(Records from a data source)
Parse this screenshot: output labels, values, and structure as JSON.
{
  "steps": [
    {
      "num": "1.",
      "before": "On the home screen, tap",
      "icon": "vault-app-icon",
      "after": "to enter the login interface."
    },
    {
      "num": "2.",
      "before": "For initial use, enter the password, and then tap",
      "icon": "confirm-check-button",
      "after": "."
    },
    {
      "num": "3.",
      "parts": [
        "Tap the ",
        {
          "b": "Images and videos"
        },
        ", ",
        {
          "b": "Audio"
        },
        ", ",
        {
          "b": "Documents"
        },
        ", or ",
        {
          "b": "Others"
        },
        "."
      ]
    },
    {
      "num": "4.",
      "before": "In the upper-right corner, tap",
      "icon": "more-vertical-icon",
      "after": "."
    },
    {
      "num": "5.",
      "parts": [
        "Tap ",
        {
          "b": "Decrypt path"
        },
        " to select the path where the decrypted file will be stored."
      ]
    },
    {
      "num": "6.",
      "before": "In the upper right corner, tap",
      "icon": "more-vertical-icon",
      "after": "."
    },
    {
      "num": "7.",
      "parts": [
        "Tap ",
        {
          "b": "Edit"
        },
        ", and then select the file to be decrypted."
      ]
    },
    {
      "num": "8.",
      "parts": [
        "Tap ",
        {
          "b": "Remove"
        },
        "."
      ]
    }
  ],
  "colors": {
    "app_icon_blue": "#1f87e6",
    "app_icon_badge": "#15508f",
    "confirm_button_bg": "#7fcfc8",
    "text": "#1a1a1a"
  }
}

_What needs to be done:_ Each line containing "before" counts once; state the total number of such lines and nothing else.

_Exercise result:_ 4